▸ **Short problem**: Gather every line that includes the word "Robson", please.

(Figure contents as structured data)
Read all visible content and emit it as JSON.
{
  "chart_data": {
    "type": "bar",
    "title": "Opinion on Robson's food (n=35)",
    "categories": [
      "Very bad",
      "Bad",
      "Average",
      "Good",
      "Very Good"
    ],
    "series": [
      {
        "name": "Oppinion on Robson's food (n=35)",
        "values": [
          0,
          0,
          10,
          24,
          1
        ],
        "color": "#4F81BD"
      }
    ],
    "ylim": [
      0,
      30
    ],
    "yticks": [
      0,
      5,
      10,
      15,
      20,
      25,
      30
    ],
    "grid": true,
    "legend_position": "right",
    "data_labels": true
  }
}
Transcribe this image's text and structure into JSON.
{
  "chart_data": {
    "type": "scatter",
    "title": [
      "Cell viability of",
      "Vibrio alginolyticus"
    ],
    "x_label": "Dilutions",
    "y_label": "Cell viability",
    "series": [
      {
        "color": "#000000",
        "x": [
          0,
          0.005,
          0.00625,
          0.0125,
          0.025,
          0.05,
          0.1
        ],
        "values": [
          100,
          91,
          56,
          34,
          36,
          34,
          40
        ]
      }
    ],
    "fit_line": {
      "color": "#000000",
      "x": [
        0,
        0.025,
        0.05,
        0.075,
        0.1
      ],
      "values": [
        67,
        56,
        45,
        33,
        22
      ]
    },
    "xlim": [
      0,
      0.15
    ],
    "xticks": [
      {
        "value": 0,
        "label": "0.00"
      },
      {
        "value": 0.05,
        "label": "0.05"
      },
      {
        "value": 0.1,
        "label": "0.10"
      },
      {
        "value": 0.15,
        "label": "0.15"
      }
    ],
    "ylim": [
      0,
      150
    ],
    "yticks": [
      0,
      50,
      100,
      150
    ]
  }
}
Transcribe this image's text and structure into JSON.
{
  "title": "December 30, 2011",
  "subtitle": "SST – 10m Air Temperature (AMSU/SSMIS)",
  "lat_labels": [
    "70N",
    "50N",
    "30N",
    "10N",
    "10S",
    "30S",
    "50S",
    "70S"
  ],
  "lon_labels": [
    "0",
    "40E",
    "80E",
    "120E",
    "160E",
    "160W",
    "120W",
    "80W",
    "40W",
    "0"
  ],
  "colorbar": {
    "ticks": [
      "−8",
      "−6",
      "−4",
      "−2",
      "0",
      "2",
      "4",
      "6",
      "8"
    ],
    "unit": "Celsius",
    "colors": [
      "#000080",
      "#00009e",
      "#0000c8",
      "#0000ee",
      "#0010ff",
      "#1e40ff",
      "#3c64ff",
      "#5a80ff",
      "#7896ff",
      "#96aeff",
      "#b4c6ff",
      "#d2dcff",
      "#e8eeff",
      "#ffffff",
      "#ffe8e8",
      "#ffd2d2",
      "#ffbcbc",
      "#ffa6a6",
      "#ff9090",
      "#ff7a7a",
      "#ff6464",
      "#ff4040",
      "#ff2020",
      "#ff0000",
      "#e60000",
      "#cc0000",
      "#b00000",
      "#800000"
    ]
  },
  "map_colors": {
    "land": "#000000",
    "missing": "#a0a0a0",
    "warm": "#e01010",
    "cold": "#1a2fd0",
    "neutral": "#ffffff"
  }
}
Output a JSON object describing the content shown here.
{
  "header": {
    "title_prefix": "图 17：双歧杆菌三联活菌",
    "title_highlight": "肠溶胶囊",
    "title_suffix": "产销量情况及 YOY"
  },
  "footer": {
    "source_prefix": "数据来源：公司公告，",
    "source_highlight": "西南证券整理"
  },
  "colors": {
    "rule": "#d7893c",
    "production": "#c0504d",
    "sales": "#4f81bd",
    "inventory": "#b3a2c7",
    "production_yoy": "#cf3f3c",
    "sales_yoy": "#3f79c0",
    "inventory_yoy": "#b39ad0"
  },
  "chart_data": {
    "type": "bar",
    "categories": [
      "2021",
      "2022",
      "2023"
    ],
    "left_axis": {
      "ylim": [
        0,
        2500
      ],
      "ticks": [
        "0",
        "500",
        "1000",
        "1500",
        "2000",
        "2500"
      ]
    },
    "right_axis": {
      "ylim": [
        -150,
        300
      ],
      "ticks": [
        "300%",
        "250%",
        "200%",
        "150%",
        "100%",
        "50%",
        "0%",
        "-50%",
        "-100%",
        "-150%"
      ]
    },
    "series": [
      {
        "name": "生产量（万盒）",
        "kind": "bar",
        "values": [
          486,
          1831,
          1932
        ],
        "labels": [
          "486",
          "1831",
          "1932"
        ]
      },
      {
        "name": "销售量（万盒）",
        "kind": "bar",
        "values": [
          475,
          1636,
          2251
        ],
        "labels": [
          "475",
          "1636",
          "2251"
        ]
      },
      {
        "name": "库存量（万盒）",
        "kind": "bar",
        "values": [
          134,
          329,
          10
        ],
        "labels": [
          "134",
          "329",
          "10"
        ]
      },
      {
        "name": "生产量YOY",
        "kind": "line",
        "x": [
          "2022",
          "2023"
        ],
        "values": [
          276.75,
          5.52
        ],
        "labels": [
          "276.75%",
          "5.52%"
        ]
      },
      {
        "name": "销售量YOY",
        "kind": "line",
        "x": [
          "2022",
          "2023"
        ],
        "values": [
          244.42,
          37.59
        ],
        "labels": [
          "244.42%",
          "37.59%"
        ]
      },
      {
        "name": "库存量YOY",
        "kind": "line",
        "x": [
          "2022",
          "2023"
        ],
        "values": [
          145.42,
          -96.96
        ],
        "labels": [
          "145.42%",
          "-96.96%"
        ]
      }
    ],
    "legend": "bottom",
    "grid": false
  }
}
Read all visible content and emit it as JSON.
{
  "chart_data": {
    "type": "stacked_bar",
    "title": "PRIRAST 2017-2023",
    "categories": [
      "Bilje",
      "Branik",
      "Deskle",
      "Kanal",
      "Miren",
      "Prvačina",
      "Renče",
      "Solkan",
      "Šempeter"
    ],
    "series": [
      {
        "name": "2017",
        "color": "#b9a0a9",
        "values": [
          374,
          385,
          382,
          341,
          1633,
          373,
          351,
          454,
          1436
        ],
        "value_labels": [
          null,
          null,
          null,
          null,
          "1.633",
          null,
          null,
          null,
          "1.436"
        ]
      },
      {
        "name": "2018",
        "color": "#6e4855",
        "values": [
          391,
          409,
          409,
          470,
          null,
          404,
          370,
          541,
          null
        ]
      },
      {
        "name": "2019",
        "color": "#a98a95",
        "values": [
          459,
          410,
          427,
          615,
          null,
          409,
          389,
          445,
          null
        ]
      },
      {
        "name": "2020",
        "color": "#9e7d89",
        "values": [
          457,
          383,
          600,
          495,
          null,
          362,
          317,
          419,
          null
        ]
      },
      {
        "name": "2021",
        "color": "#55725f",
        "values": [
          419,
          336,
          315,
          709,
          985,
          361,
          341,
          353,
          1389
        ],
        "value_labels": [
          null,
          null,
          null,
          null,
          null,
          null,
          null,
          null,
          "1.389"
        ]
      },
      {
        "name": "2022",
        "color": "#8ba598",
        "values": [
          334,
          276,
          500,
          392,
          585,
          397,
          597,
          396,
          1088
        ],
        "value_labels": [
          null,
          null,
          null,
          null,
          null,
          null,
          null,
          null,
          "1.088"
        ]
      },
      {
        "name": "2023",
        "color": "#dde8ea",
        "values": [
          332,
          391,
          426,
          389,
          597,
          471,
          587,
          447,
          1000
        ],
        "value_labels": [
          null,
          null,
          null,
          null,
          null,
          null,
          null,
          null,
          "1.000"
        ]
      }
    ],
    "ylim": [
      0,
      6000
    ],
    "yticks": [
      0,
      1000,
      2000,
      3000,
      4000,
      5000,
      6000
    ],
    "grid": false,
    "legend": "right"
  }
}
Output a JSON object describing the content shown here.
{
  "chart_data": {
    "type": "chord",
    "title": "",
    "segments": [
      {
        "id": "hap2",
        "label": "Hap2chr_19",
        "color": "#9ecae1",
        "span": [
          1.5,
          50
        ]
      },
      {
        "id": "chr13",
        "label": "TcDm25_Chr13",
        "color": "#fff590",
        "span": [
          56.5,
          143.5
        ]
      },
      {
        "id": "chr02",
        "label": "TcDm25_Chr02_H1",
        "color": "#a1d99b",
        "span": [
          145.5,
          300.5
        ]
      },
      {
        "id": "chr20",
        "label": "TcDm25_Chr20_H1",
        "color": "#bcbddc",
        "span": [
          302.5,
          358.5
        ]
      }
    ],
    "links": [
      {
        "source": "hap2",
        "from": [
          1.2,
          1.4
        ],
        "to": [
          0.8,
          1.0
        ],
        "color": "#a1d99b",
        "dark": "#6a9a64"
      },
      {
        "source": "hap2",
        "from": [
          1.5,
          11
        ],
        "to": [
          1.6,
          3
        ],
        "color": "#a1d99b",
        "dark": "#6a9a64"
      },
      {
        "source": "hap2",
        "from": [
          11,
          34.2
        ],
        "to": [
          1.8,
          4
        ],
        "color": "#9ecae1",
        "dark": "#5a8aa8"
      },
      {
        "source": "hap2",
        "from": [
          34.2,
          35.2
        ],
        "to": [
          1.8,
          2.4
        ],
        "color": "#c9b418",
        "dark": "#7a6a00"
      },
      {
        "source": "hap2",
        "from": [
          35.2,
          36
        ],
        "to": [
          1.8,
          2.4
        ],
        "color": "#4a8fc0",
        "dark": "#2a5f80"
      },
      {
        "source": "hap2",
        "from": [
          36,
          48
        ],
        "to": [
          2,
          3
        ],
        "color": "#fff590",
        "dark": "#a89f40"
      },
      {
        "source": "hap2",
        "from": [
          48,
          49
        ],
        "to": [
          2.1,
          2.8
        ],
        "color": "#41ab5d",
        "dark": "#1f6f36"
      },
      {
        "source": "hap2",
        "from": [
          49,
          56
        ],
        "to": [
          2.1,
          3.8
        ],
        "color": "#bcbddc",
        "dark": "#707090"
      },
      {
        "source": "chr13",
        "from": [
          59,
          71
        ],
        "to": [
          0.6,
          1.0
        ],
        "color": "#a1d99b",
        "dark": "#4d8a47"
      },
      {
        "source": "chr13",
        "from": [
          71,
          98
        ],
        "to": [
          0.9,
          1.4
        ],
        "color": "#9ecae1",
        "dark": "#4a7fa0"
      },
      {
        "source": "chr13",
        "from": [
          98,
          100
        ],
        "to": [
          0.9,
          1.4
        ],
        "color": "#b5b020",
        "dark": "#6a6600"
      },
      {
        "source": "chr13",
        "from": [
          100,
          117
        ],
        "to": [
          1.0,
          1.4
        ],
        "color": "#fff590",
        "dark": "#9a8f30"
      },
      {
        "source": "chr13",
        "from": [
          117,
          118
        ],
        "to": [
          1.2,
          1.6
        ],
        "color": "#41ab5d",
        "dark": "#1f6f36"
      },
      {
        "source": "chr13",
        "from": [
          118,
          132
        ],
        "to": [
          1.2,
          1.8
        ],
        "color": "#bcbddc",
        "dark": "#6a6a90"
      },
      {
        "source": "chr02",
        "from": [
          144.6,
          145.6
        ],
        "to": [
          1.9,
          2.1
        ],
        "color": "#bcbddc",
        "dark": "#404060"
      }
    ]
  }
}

▸ **Output**:
    "title": "Opinion on Robson's food (n=35)",
        "name": "Oppinion on Robson's food (n=35)",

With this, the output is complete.